# [Task requirements]
Identify each line containing the word "color" and copy it.
..........
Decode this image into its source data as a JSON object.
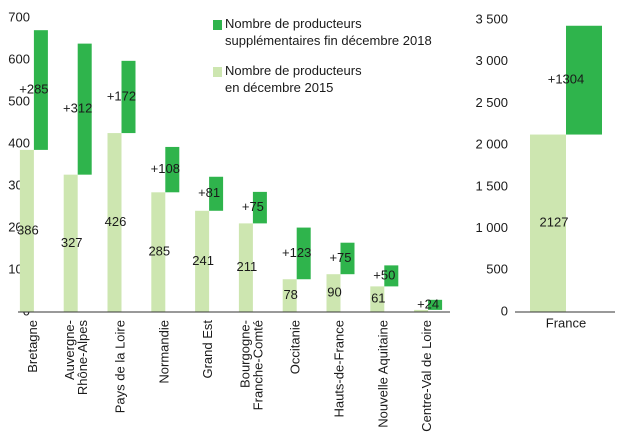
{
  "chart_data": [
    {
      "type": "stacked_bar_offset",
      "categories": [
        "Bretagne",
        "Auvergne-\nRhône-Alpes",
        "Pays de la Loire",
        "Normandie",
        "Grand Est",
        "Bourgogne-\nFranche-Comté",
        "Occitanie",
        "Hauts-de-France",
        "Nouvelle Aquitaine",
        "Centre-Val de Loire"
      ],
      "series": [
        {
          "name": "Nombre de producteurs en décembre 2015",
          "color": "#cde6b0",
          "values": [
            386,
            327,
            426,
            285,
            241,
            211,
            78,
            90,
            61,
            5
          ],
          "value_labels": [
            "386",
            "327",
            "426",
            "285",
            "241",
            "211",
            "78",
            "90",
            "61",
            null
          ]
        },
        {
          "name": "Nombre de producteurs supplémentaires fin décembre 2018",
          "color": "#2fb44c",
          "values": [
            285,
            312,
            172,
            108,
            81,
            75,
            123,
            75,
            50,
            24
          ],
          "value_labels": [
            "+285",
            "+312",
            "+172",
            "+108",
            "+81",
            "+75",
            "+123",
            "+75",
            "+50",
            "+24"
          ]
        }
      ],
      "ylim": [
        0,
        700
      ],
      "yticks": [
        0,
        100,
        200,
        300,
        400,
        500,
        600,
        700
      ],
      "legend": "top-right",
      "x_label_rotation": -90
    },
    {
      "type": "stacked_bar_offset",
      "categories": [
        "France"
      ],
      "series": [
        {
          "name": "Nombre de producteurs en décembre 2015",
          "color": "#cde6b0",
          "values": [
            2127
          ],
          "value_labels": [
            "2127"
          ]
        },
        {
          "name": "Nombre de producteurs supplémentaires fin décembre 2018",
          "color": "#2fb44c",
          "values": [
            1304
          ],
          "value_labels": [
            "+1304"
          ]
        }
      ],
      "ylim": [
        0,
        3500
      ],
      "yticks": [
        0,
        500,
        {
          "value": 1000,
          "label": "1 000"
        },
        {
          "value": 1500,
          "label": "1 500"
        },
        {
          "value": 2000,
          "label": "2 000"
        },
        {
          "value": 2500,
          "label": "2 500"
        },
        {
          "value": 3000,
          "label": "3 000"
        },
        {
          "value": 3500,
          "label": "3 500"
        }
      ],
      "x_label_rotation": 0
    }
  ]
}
..........
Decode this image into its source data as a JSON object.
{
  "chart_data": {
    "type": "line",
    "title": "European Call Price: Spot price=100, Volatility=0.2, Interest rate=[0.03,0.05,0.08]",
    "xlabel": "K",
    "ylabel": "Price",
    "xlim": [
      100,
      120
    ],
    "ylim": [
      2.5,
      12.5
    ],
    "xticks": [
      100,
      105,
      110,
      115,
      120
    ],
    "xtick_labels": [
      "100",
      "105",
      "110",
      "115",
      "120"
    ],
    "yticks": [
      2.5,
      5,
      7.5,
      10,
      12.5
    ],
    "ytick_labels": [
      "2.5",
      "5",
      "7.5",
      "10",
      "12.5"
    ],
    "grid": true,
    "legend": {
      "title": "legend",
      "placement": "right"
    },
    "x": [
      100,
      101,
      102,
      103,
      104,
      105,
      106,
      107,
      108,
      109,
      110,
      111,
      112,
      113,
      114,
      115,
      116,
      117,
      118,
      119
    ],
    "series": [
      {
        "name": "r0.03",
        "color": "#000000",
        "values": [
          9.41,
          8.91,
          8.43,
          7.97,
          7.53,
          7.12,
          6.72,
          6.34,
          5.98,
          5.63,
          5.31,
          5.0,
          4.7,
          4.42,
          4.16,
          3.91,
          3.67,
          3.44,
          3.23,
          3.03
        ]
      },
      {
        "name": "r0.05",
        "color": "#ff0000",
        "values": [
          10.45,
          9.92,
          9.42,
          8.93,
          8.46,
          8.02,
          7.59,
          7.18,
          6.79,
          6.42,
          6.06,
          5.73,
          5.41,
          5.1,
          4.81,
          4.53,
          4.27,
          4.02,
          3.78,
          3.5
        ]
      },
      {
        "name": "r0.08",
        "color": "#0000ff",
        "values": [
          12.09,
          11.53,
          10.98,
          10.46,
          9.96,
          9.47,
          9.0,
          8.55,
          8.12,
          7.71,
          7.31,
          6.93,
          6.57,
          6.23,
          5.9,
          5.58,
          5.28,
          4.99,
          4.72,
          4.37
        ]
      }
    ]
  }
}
..........
# [Solution to this problem]
          "color": "#cde6b0",
          "color": "#2fb44c",
          "color": "#cde6b0",
          "color": "#2fb44c",
        "color": "#000000",
        "color": "#ff0000",
        "color": "#0000ff",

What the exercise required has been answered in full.